- _Task goal_: Transcribe each line exactly.

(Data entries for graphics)
--- begin ---

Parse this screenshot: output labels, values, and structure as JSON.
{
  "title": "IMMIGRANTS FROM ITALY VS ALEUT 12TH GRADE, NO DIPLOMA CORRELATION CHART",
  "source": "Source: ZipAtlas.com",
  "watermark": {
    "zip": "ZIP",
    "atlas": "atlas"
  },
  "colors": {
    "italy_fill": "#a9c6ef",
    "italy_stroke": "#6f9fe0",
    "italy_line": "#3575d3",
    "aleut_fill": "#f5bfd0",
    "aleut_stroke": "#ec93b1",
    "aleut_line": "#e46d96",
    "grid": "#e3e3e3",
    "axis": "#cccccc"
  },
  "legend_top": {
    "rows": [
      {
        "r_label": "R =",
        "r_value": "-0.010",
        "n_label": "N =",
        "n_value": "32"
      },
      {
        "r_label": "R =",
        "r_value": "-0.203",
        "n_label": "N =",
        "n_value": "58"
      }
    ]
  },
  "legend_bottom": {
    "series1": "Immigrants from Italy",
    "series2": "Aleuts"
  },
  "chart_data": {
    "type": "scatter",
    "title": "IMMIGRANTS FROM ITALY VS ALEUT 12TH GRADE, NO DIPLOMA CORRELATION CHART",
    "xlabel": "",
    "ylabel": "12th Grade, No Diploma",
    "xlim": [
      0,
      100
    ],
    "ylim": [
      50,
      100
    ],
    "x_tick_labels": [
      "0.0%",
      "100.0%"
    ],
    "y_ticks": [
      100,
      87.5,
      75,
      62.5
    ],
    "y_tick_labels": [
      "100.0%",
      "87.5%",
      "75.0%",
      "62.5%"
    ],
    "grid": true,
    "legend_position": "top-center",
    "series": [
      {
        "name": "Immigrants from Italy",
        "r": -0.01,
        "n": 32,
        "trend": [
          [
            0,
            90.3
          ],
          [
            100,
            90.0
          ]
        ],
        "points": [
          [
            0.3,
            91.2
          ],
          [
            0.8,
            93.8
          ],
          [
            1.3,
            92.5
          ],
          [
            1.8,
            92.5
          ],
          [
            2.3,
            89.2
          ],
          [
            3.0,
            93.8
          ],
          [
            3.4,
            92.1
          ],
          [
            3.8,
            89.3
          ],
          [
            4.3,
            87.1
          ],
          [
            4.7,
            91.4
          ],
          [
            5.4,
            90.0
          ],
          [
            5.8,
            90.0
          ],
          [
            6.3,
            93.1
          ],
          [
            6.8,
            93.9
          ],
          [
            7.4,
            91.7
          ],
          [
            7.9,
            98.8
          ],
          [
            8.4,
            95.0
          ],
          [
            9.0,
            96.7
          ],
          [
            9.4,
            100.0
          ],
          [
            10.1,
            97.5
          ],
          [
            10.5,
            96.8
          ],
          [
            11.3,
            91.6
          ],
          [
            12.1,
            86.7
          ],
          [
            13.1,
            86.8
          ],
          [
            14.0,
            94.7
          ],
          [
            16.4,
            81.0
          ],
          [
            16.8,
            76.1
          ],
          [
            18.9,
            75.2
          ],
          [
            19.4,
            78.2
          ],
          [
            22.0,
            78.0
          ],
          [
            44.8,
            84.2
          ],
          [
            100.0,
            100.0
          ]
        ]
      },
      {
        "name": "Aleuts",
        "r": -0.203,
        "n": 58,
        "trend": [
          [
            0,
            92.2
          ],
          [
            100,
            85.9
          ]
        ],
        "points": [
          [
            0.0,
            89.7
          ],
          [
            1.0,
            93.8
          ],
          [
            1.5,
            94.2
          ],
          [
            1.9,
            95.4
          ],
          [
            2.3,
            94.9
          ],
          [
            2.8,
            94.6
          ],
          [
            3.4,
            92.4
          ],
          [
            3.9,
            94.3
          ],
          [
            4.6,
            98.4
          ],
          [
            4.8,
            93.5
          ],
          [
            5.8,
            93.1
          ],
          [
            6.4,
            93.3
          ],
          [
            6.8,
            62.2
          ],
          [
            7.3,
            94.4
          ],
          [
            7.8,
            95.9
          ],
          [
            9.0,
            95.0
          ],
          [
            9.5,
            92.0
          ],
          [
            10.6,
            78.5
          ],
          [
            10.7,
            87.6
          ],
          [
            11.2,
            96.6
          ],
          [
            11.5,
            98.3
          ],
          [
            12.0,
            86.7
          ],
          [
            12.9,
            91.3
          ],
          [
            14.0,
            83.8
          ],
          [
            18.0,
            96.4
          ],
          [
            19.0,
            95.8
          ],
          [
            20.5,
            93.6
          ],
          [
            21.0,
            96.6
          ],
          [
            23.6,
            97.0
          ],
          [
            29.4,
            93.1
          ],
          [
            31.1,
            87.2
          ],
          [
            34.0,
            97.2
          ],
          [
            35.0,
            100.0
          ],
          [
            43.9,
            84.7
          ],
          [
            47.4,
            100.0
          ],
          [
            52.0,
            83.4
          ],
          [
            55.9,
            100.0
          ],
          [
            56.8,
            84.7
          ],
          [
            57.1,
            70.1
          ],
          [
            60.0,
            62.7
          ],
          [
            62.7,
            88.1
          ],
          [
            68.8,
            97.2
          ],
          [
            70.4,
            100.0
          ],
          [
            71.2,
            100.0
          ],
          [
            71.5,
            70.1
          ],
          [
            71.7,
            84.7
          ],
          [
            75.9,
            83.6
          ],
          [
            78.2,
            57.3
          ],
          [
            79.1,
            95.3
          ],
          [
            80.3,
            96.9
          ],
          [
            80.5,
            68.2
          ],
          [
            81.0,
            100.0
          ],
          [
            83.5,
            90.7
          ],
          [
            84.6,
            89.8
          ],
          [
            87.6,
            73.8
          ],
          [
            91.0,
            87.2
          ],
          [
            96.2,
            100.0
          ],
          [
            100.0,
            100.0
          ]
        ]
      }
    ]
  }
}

--- end ---

- _Response below_:
Parse this screenshot: output labels, values, and structure as JSON.
{
  "title": "IMMIGRANTS FROM ITALY VS ALEUT 12TH GRADE, NO DIPLOMA CORRELATION CHART",
  "source": "Source: ZipAtlas.com",
  "watermark": {
    "zip": "ZIP",
    "atlas": "atlas"
  },
  "colors": {
    "italy_fill": "#a9c6ef",
    "italy_stroke": "#6f9fe0",
    "italy_line": "#3575d3",
    "aleut_fill": "#f5bfd0",
    "aleut_stroke": "#ec93b1",
    "aleut_line": "#e46d96",
    "grid": "#e3e3e3",
    "axis": "#cccccc"
  },
  "legend_top": {
    "rows": [
      {
        "r_label": "R =",
        "r_value": "-0.010",
        "n_label": "N =",
        "n_value": "32"
      },
      {
        "r_label": "R =",
        "r_value": "-0.203",
        "n_label": "N =",
        "n_value": "58"
      }
    ]
  },
  "legend_bottom": {
    "series1": "Immigrants from Italy",
    "series2": "Aleuts"
  },
  "chart_data": {
    "type": "scatter",
    "title": "IMMIGRANTS FROM ITALY VS ALEUT 12TH GRADE, NO DIPLOMA CORRELATION CHART",
    "xlabel": "",
    "ylabel": "12th Grade, No Diploma",
    "xlim": [
      0,
      100
    ],
    "ylim": [
      50,
      100
    ],
    "x_tick_labels": [
      "0.0%",
      "100.0%"
    ],
    "y_ticks": [
      100,
      87.5,
      75,
      62.5
    ],
    "y_tick_labels": [
      "100.0%",
      "87.5%",
      "75.0%",
      "62.5%"
    ],
    "grid": true,
    "legend_position": "top-center",
    "series": [
      {
        "name": "Immigrants from Italy",
        "r": -0.01,
        "n": 32,
        "trend": [
          [
            0,
            90.3
          ],
          [
            100,
            90.0
          ]
        ],
        "points": [
          [
            0.3,
            91.2
          ],
          [
            0.8,
            93.8
          ],
          [
            1.3,
            92.5
          ],
          [
            1.8,
            92.5
          ],
          [
            2.3,
            89.2
          ],
          [
            3.0,
            93.8
          ],
          [
            3.4,
            92.1
          ],
          [
            3.8,
            89.3
          ],
          [
            4.3,
            87.1
          ],
          [
            4.7,
            91.4
          ],
          [
            5.4,
            90.0
          ],
          [
            5.8,
            90.0
          ],
          [
            6.3,
            93.1
          ],
          [
            6.8,
            93.9
          ],
          [
            7.4,
            91.7
          ],
          [
            7.9,
            98.8
          ],
          [
            8.4,
            95.0
          ],
          [
            9.0,
            96.7
          ],
          [
            9.4,
            100.0
          ],
          [
            10.1,
            97.5
          ],
          [
            10.5,
            96.8
          ],
          [
            11.3,
            91.6
          ],
          [
            12.1,
            86.7
          ],
          [
            13.1,
            86.8
          ],
          [
            14.0,
            94.7
          ],
          [
            16.4,
            81.0
          ],
          [
            16.8,
            76.1
          ],
          [
            18.9,
            75.2
          ],
          [
            19.4,
            78.2
          ],
          [
            22.0,
            78.0
          ],
          [
            44.8,
            84.2
          ],
          [
            100.0,
            100.0
          ]
        ]
      },
      {
        "name": "Aleuts",
        "r": -0.203,
        "n": 58,
        "trend": [
          [
            0,
            92.2
          ],
          [
            100,
            85.9
          ]
        ],
        "points": [
          [
            0.0,
            89.7
          ],
          [
            1.0,
            93.8
          ],
          [
            1.5,
            94.2
          ],
          [
            1.9,
            95.4
          ],
          [
            2.3,
            94.9
          ],
          [
            2.8,
            94.6
          ],
          [
            3.4,
            92.4
          ],
          [
            3.9,
            94.3
          ],
          [
            4.6,
            98.4
          ],
          [
            4.8,
            93.5
          ],
          [
            5.8,
            93.1
          ],
          [
            6.4,
            93.3
          ],
          [
            6.8,
            62.2
          ],
          [
            7.3,
            94.4
          ],
          [
            7.8,
            95.9
          ],
          [
            9.0,
            95.0
          ],
          [
            9.5,
            92.0
          ],
          [
            10.6,
            78.5
          ],
          [
            10.7,
            87.6
          ],
          [
            11.2,
            96.6
          ],
          [
            11.5,
            98.3
          ],
          [
            12.0,
            86.7
          ],
          [
            12.9,
            91.3
          ],
          [
            14.0,
            83.8
          ],
          [
            18.0,
            96.4
          ],
          [
            19.0,
            95.8
          ],
          [
            20.5,
            93.6
          ],
          [
            21.0,
            96.6
          ],
          [
            23.6,
            97.0
          ],
          [
            29.4,
            93.1
          ],
          [
            31.1,
            87.2
          ],
          [
            34.0,
            97.2
          ],
          [
            35.0,
            100.0
          ],
          [
            43.9,
            84.7
          ],
          [
            47.4,
            100.0
          ],
          [
            52.0,
            83.4
          ],
          [
            55.9,
            100.0
          ],
          [
            56.8,
            84.7
          ],
          [
            57.1,
            70.1
          ],
          [
            60.0,
            62.7
          ],
          [
            62.7,
            88.1
          ],
          [
            68.8,
            97.2
          ],
          [
            70.4,
            100.0
          ],
          [
            71.2,
            100.0
          ],
          [
            71.5,
            70.1
          ],
          [
            71.7,
            84.7
          ],
          [
            75.9,
            83.6
          ],
          [
            78.2,
            57.3
          ],
          [
            79.1,
            95.3
          ],
          [
            80.3,
            96.9
          ],
          [
            80.5,
            68.2
          ],
          [
            81.0,
            100.0
          ],
          [
            83.5,
            90.7
          ],
          [
            84.6,
            89.8
          ],
          [
            87.6,
            73.8
          ],
          [
            91.0,
            87.2
          ],
          [
            96.2,
            100.0
          ],
          [
            100.0,
            100.0
          ]
        ]
      }
    ]
  }
}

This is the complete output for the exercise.